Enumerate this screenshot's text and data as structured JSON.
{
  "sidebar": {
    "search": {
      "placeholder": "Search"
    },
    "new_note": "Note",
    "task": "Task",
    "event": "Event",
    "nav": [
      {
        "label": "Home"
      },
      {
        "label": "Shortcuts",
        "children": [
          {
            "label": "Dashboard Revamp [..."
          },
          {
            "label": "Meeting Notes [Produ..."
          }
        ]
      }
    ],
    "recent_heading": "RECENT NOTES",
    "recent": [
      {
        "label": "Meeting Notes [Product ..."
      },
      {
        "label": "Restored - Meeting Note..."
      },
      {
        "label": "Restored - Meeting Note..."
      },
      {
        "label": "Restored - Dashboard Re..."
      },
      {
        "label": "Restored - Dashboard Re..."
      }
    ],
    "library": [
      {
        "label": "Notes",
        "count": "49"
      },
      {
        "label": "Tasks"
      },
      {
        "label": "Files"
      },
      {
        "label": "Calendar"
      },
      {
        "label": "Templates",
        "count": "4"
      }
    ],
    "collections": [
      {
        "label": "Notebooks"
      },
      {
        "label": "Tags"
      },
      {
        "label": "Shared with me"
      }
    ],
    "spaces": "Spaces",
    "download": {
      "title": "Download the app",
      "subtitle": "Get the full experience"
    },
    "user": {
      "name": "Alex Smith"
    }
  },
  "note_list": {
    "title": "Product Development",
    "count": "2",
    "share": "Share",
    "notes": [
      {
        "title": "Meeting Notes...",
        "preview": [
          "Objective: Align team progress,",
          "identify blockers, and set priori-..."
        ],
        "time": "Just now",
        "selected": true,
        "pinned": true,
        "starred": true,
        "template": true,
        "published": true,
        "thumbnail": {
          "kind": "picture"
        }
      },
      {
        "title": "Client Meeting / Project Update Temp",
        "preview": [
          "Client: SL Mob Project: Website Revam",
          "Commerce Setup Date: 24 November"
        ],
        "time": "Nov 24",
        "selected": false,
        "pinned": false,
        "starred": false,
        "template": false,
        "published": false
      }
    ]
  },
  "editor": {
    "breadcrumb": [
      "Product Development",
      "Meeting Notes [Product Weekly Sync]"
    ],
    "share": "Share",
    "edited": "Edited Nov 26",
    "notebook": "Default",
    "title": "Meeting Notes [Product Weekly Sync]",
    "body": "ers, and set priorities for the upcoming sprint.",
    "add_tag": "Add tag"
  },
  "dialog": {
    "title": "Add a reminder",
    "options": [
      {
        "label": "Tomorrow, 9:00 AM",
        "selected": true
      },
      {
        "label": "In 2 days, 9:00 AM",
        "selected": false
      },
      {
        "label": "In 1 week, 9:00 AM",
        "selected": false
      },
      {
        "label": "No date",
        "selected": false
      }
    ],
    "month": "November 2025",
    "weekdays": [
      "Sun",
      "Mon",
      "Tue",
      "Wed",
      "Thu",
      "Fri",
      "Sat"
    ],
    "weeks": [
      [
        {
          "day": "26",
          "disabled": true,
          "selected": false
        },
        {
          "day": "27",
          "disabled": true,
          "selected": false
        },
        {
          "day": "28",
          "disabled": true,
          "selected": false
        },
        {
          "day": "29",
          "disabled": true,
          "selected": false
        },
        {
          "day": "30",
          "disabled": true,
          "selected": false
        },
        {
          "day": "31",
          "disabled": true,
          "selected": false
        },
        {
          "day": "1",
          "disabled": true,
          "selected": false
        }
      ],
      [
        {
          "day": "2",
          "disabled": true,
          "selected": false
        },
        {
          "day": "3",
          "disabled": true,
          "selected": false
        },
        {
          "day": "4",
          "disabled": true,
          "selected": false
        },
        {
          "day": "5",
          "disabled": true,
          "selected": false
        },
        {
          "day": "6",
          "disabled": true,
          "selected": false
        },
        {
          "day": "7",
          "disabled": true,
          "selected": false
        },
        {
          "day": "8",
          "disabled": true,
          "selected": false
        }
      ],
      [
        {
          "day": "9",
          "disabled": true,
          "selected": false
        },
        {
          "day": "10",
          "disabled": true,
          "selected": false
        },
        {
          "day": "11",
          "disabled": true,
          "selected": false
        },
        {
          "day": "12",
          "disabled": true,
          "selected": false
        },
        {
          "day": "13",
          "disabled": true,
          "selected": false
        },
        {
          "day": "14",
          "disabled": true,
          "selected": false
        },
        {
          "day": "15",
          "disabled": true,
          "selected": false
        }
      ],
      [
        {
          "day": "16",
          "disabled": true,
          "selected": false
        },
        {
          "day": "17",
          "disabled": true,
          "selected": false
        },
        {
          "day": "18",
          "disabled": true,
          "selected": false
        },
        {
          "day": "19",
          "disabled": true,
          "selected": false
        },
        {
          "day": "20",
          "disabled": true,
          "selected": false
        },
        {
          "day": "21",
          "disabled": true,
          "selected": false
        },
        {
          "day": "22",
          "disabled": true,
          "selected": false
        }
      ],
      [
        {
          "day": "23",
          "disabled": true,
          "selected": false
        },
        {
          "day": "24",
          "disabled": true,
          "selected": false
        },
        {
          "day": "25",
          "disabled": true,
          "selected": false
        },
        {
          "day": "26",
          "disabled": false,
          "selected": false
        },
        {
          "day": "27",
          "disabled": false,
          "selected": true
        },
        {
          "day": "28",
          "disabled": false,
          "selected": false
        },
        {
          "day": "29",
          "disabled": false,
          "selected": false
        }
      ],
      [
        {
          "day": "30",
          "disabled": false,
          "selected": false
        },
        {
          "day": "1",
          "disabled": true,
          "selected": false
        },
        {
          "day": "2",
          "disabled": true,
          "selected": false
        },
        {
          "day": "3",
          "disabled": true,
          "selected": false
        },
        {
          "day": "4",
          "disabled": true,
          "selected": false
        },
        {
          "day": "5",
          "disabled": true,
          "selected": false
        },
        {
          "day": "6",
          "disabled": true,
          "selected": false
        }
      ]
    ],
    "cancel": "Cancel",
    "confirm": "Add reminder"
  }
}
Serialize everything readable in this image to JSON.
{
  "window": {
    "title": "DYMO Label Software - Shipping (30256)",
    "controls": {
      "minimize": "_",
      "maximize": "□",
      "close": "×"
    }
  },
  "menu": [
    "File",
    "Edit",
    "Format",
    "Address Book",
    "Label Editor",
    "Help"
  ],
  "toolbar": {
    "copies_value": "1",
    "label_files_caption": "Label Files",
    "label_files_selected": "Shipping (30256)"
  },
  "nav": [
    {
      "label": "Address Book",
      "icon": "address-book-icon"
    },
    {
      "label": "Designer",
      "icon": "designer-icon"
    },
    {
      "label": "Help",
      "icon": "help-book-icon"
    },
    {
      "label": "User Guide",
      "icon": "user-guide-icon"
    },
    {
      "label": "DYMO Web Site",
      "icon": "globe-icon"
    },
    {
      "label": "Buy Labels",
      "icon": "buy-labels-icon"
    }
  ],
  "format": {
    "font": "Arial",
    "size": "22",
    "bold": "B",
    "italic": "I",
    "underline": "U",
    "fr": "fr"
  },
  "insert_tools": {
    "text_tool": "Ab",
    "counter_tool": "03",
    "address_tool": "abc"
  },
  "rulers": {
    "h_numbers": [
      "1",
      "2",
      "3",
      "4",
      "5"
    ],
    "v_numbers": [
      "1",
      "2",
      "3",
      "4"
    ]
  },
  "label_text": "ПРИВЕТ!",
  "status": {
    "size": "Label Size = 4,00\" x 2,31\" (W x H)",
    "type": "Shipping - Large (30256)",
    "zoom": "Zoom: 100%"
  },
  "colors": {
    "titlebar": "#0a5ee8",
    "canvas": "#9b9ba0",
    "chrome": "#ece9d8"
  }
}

- _DIRECTION_: Produce a verbatim transcription of the entries above.

- _TASK RESPONSE_:
Enumerate this screenshot's text and data as structured JSON.
{
  "sidebar": {
    "search": {
      "placeholder": "Search"
    },
    "new_note": "Note",
    "task": "Task",
    "event": "Event",
    "nav": [
      {
        "label": "Home"
      },
      {
        "label": "Shortcuts",
        "children": [
          {
            "label": "Dashboard Revamp [..."
          },
          {
            "label": "Meeting Notes [Produ..."
          }
        ]
      }
    ],
    "recent_heading": "RECENT NOTES",
    "recent": [
      {
        "label": "Meeting Notes [Product ..."
      },
      {
        "label": "Restored - Meeting Note..."
      },
      {
        "label": "Restored - Meeting Note..."
      },
      {
        "label": "Restored - Dashboard Re..."
      },
      {
        "label": "Restored - Dashboard Re..."
      }
    ],
    "library": [
      {
        "label": "Notes",
        "count": "49"
      },
      {
        "label": "Tasks"
      },
      {
        "label": "Files"
      },
      {
        "label": "Calendar"
      },
      {
        "label": "Templates",
        "count": "4"
      }
    ],
    "collections": [
      {
        "label": "Notebooks"
      },
      {
        "label": "Tags"
      },
      {
        "label": "Shared with me"
      }
    ],
    "spaces": "Spaces",
    "download": {
      "title": "Download the app",
      "subtitle": "Get the full experience"
    },
    "user": {
      "name": "Alex Smith"
    }
  },
  "note_list": {
    "title": "Product Development",
    "count": "2",
    "share": "Share",
    "notes": [
      {
        "title": "Meeting Notes...",
        "preview": [
          "Objective: Align team progress,",
          "identify blockers, and set priori-..."
        ],
        "time": "Just now",
        "selected": true,
        "pinned": true,
        "starred": true,
        "template": true,
        "published": true,
        "thumbnail": {
          "kind": "picture"
        }
      },
      {
        "title": "Client Meeting / Project Update Temp",
        "preview": [
          "Client: SL Mob Project: Website Revam",
          "Commerce Setup Date: 24 November"
        ],
        "time": "Nov 24",
        "selected": false,
        "pinned": false,
        "starred": false,
        "template": false,
        "published": false
      }
    ]
  },
  "editor": {
    "breadcrumb": [
      "Product Development",
      "Meeting Notes [Product Weekly Sync]"
    ],
    "share": "Share",
    "edited": "Edited Nov 26",
    "notebook": "Default",
    "title": "Meeting Notes [Product Weekly Sync]",
    "body": "ers, and set priorities for the upcoming sprint.",
    "add_tag": "Add tag"
  },
  "dialog": {
    "title": "Add a reminder",
    "options": [
      {
        "label": "Tomorrow, 9:00 AM",
        "selected": true
      },
      {
        "label": "In 2 days, 9:00 AM",
        "selected": false
      },
      {
        "label": "In 1 week, 9:00 AM",
        "selected": false
      },
      {
        "label": "No date",
        "selected": false
      }
    ],
    "month": "November 2025",
    "weekdays": [
      "Sun",
      "Mon",
      "Tue",
      "Wed",
      "Thu",
      "Fri",
      "Sat"
    ],
    "weeks": [
      [
        {
          "day": "26",
          "disabled": true,
          "selected": false
        },
        {
          "day": "27",
          "disabled": true,
          "selected": false
        },
        {
          "day": "28",
          "disabled": true,
          "selected": false
        },
        {
          "day": "29",
          "disabled": true,
          "selected": false
        },
        {
          "day": "30",
          "disabled": true,
          "selected": false
        },
        {
          "day": "31",
          "disabled": true,
          "selected": false
        },
        {
          "day": "1",
          "disabled": true,
          "selected": false
        }
      ],
      [
        {
          "day": "2",
          "disabled": true,
          "selected": false
        },
        {
          "day": "3",
          "disabled": true,
          "selected": false
        },
        {
          "day": "4",
          "disabled": true,
          "selected": false
        },
        {
          "day": "5",
          "disabled": true,
          "selected": false
        },
        {
          "day": "6",
          "disabled": true,
          "selected": false
        },
        {
          "day": "7",
          "disabled": true,
          "selected": false
        },
        {
          "day": "8",
          "disabled": true,
          "selected": false
        }
      ],
      [
        {
          "day": "9",
          "disabled": true,
          "selected": false
        },
        {
          "day": "10",
          "disabled": true,
          "selected": false
        },
        {
          "day": "11",
          "disabled": true,
          "selected": false
        },
        {
          "day": "12",
          "disabled": true,
          "selected": false
        },
        {
          "day": "13",
          "disabled": true,
          "selected": false
        },
        {
          "day": "14",
          "disabled": true,
          "selected": false
        },
        {
          "day": "15",
          "disabled": true,
          "selected": false
        }
      ],
      [
        {
          "day": "16",
          "disabled": true,
          "selected": false
        },
        {
          "day": "17",
          "disabled": true,
          "selected": false
        },
        {
          "day": "18",
          "disabled": true,
          "selected": false
        },
        {
          "day": "19",
          "disabled": true,
          "selected": false
        },
        {
          "day": "20",
          "disabled": true,
          "selected": false
        },
        {
          "day": "21",
          "disabled": true,
          "selected": false
        },
        {
          "day": "22",
          "disabled": true,
          "selected": false
        }
      ],
      [
        {
          "day": "23",
          "disabled": true,
          "selected": false
        },
        {
          "day": "24",
          "disabled": true,
          "selected": false
        },
        {
          "day": "25",
          "disabled": true,
          "selected": false
        },
        {
          "day": "26",
          "disabled": false,
          "selected": false
        },
        {
          "day": "27",
          "disabled": false,
          "selected": true
        },
        {
          "day": "28",
          "disabled": false,
          "selected": false
        },
        {
          "day": "29",
          "disabled": false,
          "selected": false
        }
      ],
      [
        {
          "day": "30",
          "disabled": false,
          "selected": false
        },
        {
          "day": "1",
          "disabled": true,
          "selected": false
        },
        {
          "day": "2",
          "disabled": true,
          "selected": false
        },
        {
          "day": "3",
          "disabled": true,
          "selected": false
        },
        {
          "day": "4",
          "disabled": true,
          "selected": false
        },
        {
          "day": "5",
          "disabled": true,
          "selected": false
        },
        {
          "day": "6",
          "disabled": true,
          "selected": false
        }
      ]
    ],
    "cancel": "Cancel",
    "confirm": "Add reminder"
  }
}
Serialize everything readable in this image to JSON.
{
  "window": {
    "title": "DYMO Label Software - Shipping (30256)",
    "controls": {
      "minimize": "_",
      "maximize": "□",
      "close": "×"
    }
  },
  "menu": [
    "File",
    "Edit",
    "Format",
    "Address Book",
    "Label Editor",
    "Help"
  ],
  "toolbar": {
    "copies_value": "1",
    "label_files_caption": "Label Files",
    "label_files_selected": "Shipping (30256)"
  },
  "nav": [
    {
      "label": "Address Book",
      "icon": "address-book-icon"
    },
    {
      "label": "Designer",
      "icon": "designer-icon"
    },
    {
      "label": "Help",
      "icon": "help-book-icon"
    },
    {
      "label": "User Guide",
      "icon": "user-guide-icon"
    },
    {
      "label": "DYMO Web Site",
      "icon": "globe-icon"
    },
    {
      "label": "Buy Labels",
      "icon": "buy-labels-icon"
    }
  ],
  "format": {
    "font": "Arial",
    "size": "22",
    "bold": "B",
    "italic": "I",
    "underline": "U",
    "fr": "fr"
  },
  "insert_tools": {
    "text_tool": "Ab",
    "counter_tool": "03",
    "address_tool": "abc"
  },
  "rulers": {
    "h_numbers": [
      "1",
      "2",
      "3",
      "4",
      "5"
    ],
    "v_numbers": [
      "1",
      "2",
      "3",
      "4"
    ]
  },
  "label_text": "ПРИВЕТ!",
  "status": {
    "size": "Label Size = 4,00\" x 2,31\" (W x H)",
    "type": "Shipping - Large (30256)",
    "zoom": "Zoom: 100%"
  },
  "colors": {
    "titlebar": "#0a5ee8",
    "canvas": "#9b9ba0",
    "chrome": "#ece9d8"
  }
}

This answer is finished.